▸ **Stated goal**
Reproduce, character for character, only the lines of the data below that fall between the line holding "Detect and localize" and the line holding "badge-suffix: 补助 (1005, 234, 1032, 249)", inclusive.

** Begin Information given **

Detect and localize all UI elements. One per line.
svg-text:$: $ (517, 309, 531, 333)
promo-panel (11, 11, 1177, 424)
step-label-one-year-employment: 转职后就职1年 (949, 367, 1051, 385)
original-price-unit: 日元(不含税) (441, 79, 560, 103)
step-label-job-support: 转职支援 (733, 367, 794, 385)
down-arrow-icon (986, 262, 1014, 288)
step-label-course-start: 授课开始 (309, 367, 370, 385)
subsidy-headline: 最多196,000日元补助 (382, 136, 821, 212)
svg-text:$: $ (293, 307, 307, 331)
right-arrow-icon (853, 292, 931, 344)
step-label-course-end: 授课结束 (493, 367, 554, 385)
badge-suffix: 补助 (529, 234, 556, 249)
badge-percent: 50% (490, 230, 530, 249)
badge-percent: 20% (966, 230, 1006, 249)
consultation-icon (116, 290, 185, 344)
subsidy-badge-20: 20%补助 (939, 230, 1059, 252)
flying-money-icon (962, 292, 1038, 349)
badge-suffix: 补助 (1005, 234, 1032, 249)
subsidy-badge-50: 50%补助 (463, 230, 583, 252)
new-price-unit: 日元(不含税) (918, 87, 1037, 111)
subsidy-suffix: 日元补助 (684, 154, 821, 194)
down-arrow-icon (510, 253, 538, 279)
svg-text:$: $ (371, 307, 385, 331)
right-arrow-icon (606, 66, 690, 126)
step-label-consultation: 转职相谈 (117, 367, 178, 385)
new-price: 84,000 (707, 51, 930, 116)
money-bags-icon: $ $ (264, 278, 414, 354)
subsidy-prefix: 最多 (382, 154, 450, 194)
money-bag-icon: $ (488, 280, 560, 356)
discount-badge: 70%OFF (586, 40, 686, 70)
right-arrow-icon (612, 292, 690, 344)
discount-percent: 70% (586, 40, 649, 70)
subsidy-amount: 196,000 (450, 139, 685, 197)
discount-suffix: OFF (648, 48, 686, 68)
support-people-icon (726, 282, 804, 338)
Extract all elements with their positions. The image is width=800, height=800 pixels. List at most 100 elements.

** End Information given **
** Begin Information given **

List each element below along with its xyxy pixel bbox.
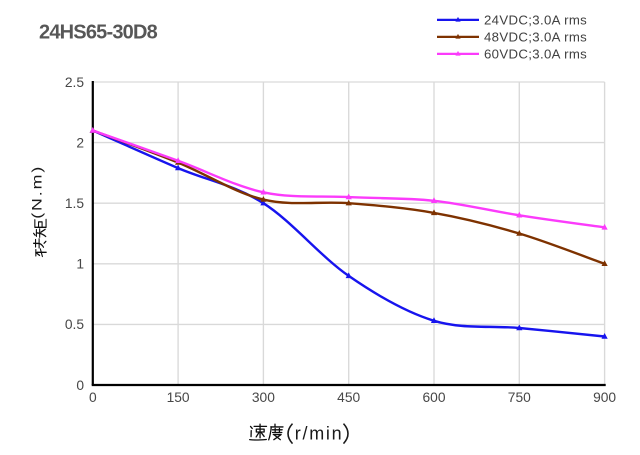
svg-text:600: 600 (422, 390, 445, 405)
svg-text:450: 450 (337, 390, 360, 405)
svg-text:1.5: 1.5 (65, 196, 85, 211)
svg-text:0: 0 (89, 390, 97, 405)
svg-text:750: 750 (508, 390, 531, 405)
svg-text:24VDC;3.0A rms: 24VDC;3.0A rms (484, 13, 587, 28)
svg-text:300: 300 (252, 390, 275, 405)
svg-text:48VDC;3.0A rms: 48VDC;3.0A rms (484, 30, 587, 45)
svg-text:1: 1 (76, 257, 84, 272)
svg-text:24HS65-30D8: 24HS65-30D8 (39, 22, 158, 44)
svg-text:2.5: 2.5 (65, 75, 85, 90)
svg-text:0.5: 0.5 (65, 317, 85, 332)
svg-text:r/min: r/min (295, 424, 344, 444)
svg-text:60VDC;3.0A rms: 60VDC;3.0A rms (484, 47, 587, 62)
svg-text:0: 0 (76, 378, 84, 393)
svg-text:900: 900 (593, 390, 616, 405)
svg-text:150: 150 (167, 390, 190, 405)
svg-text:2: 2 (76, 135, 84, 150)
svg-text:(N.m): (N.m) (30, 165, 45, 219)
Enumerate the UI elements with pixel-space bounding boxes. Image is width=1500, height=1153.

** End Information given **

▸ **Response for this exercise**
Detect and localize all UI elements. One per line.
svg-text:$: $ (517, 309, 531, 333)
promo-panel (11, 11, 1177, 424)
step-label-one-year-employment: 转职后就职1年 (949, 367, 1051, 385)
original-price-unit: 日元(不含税) (441, 79, 560, 103)
step-label-job-support: 转职支援 (733, 367, 794, 385)
down-arrow-icon (986, 262, 1014, 288)
step-label-course-start: 授课开始 (309, 367, 370, 385)
subsidy-headline: 最多196,000日元补助 (382, 136, 821, 212)
svg-text:$: $ (293, 307, 307, 331)
right-arrow-icon (853, 292, 931, 344)
step-label-course-end: 授课结束 (493, 367, 554, 385)
badge-suffix: 补助 (529, 234, 556, 249)
badge-percent: 50% (490, 230, 530, 249)
badge-percent: 20% (966, 230, 1006, 249)
consultation-icon (116, 290, 185, 344)
subsidy-badge-20: 20%补助 (939, 230, 1059, 252)
flying-money-icon (962, 292, 1038, 349)
badge-suffix: 补助 (1005, 234, 1032, 249)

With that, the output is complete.